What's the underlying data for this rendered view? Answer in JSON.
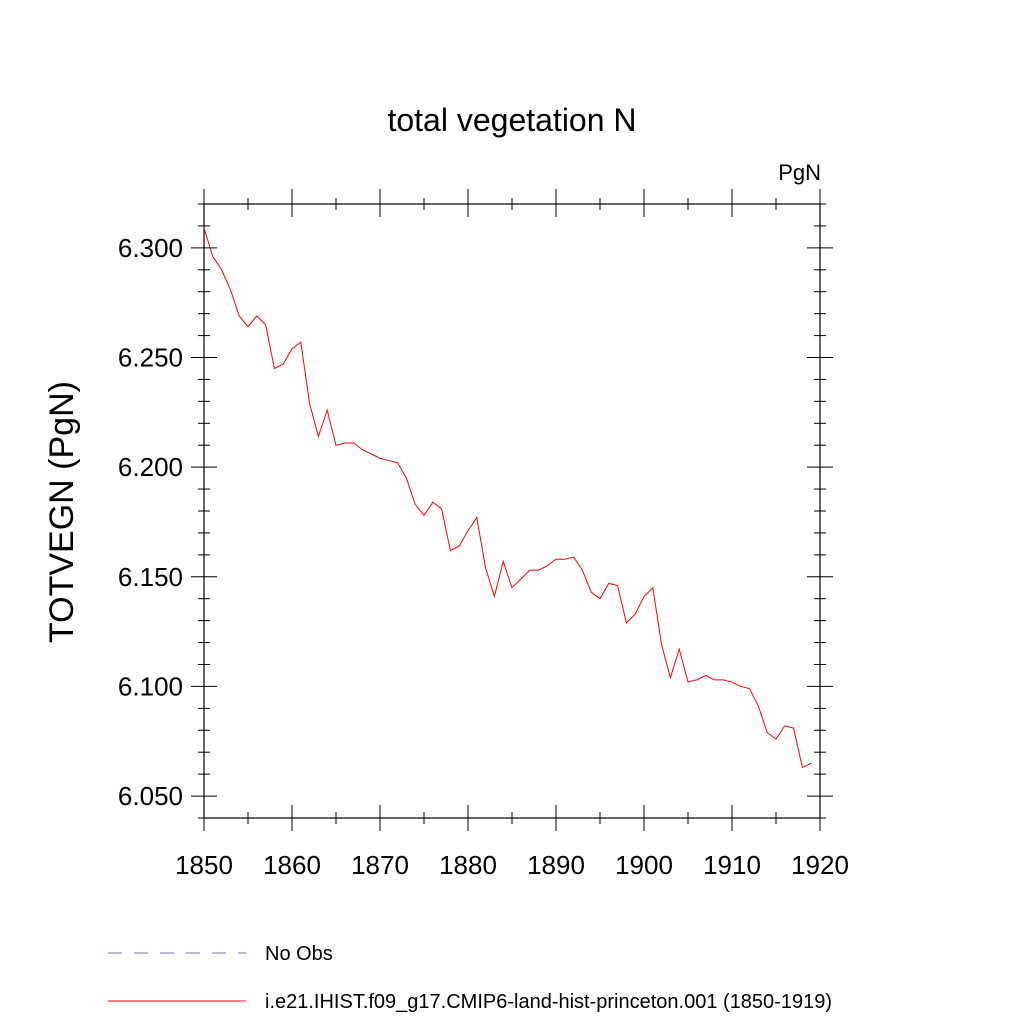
{
  "chart_data": {
    "type": "line",
    "title": "total vegetation N",
    "units_label": "PgN",
    "xlabel": "",
    "ylabel": "TOTVEGN  (PgN)",
    "xlim": [
      1850,
      1920
    ],
    "ylim": [
      6.04,
      6.32
    ],
    "xticks": [
      1850,
      1860,
      1870,
      1880,
      1890,
      1900,
      1910,
      1920
    ],
    "xtick_labels": [
      "1850",
      "1860",
      "1870",
      "1880",
      "1890",
      "1900",
      "1910",
      "1920"
    ],
    "yticks": [
      6.05,
      6.1,
      6.15,
      6.2,
      6.25,
      6.3
    ],
    "ytick_labels": [
      "6.050",
      "6.100",
      "6.150",
      "6.200",
      "6.250",
      "6.300"
    ],
    "grid": false,
    "legend_position": "bottom-left, below plot",
    "series": [
      {
        "name": "i.e21.IHIST.f09_g17.CMIP6-land-hist-princeton.001 (1850-1919)",
        "color": "#ff0000",
        "style": "solid",
        "x": [
          1850,
          1851,
          1852,
          1853,
          1854,
          1855,
          1856,
          1857,
          1858,
          1859,
          1860,
          1861,
          1862,
          1863,
          1864,
          1865,
          1866,
          1867,
          1868,
          1869,
          1870,
          1871,
          1872,
          1873,
          1874,
          1875,
          1876,
          1877,
          1878,
          1879,
          1880,
          1881,
          1882,
          1883,
          1884,
          1885,
          1886,
          1887,
          1888,
          1889,
          1890,
          1891,
          1892,
          1893,
          1894,
          1895,
          1896,
          1897,
          1898,
          1899,
          1900,
          1901,
          1902,
          1903,
          1904,
          1905,
          1906,
          1907,
          1908,
          1909,
          1910,
          1911,
          1912,
          1913,
          1914,
          1915,
          1916,
          1917,
          1918,
          1919
        ],
        "values": [
          6.309,
          6.296,
          6.29,
          6.281,
          6.269,
          6.264,
          6.269,
          6.265,
          6.245,
          6.247,
          6.254,
          6.257,
          6.229,
          6.214,
          6.226,
          6.21,
          6.211,
          6.211,
          6.208,
          6.206,
          6.204,
          6.203,
          6.202,
          6.195,
          6.183,
          6.178,
          6.184,
          6.181,
          6.162,
          6.164,
          6.171,
          6.177,
          6.154,
          6.141,
          6.157,
          6.145,
          6.149,
          6.153,
          6.153,
          6.155,
          6.158,
          6.158,
          6.159,
          6.153,
          6.143,
          6.14,
          6.147,
          6.146,
          6.129,
          6.133,
          6.141,
          6.145,
          6.119,
          6.104,
          6.117,
          6.102,
          6.103,
          6.105,
          6.103,
          6.103,
          6.102,
          6.1,
          6.099,
          6.091,
          6.079,
          6.076,
          6.082,
          6.081,
          6.063,
          6.065
        ]
      }
    ],
    "legend": [
      {
        "label": "No Obs",
        "color": "#7b68c8",
        "style": "dashed"
      },
      {
        "label": "i.e21.IHIST.f09_g17.CMIP6-land-hist-princeton.001 (1850-1919)",
        "color": "#ff0000",
        "style": "solid"
      }
    ]
  }
}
-=-=-=-=-
**Given exercise**
What number of lines in the records contain the word "hist"? Answer with that number alone.

**In response**
2